(Extracted records)
++++++++++

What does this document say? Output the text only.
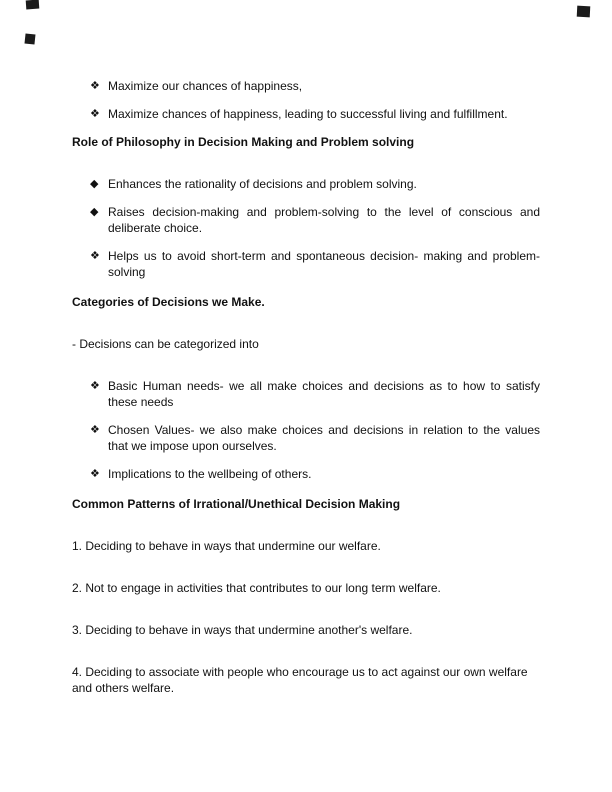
❖ Maximize our chances of happiness,
❖ Maximize chances of happiness, leading to successful living and fulfillment.
Role of Philosophy in Decision Making and Problem solving
◆ Enhances the rationality of decisions and problem solving.
◆ Raises decision-making and problem-solving to the level of conscious and deliberate choice.
❖ Helps us to avoid short-term and spontaneous decision- making and problem- solving
Categories of Decisions we Make.
- Decisions can be categorized into
❖ Basic Human needs- we all make choices and decisions as to how to satisfy these needs
❖ Chosen Values- we also make choices and decisions in relation to the values that we impose upon ourselves.
❖ Implications to the wellbeing of others.
Common Patterns of Irrational/Unethical Decision Making
1. Deciding to behave in ways that undermine our welfare.
2. Not to engage in activities that contributes to our long term welfare.
3. Deciding to behave in ways that undermine another's welfare.
4. Deciding to associate with people who encourage us to act against our own welfare and others welfare.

++++++++++

WORK REQUIRED:
What is the number of lines in the listing above that contain the string "Deciding"? Give only the number.

ANSWER IN FULL:
3